## START

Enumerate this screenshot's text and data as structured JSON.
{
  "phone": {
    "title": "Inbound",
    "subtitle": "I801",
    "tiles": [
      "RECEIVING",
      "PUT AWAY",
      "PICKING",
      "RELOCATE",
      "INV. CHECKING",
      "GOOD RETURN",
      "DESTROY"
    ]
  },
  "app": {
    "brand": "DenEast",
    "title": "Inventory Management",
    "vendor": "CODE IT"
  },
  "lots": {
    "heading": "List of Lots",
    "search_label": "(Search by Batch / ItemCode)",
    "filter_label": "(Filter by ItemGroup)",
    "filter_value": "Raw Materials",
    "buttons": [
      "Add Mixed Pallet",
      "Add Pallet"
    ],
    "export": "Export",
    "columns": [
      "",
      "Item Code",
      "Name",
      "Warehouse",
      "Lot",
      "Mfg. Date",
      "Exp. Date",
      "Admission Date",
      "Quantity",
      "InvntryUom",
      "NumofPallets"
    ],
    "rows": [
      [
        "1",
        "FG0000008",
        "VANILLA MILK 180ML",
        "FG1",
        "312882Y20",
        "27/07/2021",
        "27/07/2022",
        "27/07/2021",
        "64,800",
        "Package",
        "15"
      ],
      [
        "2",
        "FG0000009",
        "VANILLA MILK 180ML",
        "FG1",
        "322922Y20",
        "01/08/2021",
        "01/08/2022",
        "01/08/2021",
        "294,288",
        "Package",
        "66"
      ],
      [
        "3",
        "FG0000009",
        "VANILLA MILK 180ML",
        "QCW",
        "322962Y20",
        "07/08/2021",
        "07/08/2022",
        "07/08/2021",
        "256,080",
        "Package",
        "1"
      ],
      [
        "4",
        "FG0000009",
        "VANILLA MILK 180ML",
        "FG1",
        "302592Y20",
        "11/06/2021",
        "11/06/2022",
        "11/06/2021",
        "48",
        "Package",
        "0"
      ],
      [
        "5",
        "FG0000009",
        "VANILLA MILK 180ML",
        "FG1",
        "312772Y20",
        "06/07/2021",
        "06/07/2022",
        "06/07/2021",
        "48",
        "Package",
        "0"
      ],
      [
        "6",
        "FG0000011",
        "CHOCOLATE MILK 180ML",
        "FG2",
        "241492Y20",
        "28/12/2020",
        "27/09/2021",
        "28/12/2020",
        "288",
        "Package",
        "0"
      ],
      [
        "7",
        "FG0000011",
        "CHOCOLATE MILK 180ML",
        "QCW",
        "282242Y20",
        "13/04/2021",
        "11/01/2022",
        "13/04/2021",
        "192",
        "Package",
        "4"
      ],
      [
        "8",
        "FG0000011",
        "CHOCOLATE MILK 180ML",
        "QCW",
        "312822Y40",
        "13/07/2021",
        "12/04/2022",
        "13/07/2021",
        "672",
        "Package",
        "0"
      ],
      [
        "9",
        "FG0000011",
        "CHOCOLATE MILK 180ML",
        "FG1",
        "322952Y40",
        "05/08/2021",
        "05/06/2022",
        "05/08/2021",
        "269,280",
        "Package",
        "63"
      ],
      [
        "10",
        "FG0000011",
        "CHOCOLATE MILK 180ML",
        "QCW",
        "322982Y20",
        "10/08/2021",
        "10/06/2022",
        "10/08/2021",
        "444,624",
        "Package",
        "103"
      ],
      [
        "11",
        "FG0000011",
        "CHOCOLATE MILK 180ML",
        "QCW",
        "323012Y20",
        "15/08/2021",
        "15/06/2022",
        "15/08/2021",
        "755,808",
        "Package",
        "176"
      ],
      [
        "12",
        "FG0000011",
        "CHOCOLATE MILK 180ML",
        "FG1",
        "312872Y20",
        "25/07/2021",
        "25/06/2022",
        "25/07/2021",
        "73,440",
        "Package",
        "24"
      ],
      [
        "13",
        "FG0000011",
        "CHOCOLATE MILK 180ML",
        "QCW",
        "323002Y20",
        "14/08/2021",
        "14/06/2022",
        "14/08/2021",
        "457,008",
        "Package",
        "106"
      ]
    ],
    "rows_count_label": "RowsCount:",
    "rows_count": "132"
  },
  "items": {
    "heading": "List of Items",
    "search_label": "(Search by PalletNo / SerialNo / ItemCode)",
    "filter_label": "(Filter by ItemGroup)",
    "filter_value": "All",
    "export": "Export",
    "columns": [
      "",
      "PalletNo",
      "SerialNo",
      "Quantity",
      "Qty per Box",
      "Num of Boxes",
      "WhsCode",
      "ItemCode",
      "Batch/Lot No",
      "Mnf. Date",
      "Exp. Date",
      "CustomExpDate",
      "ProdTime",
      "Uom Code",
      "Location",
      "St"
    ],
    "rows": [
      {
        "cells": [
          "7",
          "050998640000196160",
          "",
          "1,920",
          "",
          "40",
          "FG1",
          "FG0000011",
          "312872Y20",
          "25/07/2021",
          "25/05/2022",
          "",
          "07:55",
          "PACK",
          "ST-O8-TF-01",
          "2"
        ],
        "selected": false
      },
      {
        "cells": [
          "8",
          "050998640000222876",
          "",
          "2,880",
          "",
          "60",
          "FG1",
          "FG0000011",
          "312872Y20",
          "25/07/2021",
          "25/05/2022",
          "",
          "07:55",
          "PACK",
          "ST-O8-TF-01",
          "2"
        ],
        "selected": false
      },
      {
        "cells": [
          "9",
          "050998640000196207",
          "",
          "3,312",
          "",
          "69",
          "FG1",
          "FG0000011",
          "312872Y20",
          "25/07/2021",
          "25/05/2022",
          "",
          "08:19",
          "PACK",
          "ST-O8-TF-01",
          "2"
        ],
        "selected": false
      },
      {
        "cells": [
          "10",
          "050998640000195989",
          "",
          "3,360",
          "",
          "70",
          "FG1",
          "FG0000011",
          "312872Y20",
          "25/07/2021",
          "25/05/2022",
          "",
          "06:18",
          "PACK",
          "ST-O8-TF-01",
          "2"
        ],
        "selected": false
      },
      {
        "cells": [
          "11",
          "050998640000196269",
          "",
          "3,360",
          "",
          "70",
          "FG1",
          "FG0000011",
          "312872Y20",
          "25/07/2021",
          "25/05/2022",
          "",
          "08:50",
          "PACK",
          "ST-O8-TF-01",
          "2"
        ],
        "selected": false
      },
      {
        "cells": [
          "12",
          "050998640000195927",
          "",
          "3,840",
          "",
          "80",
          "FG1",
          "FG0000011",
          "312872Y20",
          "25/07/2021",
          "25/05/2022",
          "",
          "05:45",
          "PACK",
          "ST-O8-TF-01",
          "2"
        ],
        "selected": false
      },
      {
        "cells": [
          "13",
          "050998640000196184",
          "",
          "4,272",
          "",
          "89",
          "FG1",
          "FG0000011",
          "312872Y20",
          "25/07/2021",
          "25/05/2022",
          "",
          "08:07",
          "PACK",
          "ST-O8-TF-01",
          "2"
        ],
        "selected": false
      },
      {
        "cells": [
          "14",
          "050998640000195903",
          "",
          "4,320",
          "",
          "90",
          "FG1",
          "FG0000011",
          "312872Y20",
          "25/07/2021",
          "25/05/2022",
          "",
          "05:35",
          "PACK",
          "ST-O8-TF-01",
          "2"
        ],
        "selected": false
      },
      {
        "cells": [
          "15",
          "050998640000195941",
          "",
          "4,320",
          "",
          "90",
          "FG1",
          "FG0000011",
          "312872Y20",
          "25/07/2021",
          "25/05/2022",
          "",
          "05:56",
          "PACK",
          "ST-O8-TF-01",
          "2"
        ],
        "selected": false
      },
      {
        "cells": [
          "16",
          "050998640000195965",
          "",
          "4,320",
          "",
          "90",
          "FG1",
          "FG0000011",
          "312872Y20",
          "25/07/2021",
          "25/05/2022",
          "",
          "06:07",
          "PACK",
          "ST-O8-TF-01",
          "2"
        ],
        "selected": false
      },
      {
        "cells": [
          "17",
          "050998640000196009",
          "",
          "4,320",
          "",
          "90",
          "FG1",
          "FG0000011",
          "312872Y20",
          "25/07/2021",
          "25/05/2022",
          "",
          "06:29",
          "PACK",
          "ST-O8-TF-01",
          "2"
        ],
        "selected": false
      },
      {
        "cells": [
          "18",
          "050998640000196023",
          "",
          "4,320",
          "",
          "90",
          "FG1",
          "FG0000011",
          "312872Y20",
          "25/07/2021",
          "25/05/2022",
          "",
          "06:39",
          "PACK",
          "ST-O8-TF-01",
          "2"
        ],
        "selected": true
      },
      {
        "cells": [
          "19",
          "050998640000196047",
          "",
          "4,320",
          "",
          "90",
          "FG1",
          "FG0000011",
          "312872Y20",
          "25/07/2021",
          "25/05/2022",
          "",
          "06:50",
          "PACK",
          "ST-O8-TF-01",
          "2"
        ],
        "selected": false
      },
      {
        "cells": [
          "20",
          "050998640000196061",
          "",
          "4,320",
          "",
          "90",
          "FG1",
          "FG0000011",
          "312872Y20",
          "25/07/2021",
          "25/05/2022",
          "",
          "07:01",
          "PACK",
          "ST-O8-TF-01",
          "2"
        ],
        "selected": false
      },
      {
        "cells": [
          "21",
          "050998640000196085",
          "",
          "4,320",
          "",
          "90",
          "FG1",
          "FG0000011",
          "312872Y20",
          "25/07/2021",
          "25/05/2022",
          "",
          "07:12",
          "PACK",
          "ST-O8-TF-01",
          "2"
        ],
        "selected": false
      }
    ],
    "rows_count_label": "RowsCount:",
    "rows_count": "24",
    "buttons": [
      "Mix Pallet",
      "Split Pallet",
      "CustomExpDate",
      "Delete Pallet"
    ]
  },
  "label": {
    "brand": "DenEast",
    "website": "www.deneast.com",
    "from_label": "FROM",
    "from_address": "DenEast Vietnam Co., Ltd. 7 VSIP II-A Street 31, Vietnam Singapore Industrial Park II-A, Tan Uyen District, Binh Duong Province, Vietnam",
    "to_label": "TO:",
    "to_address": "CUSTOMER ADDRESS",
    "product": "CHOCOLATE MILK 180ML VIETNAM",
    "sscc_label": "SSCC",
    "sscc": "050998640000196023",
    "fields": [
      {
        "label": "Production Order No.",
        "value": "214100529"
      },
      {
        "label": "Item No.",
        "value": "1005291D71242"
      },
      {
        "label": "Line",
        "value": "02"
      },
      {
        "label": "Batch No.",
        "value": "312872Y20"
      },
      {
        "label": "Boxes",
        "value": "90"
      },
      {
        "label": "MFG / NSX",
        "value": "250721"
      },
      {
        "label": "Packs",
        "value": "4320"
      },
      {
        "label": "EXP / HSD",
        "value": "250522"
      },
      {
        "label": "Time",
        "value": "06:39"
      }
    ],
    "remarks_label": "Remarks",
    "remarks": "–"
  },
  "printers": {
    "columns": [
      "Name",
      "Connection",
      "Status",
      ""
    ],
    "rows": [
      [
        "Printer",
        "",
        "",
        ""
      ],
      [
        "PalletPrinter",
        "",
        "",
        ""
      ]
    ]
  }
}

## END

**GOAL**
Read through the entries and copy every line that includes "Search".

**TASK ANSWER**
    "search_label": "(Search by Batch / ItemCode)",
    "search_label": "(Search by PalletNo / SerialNo / ItemCode)",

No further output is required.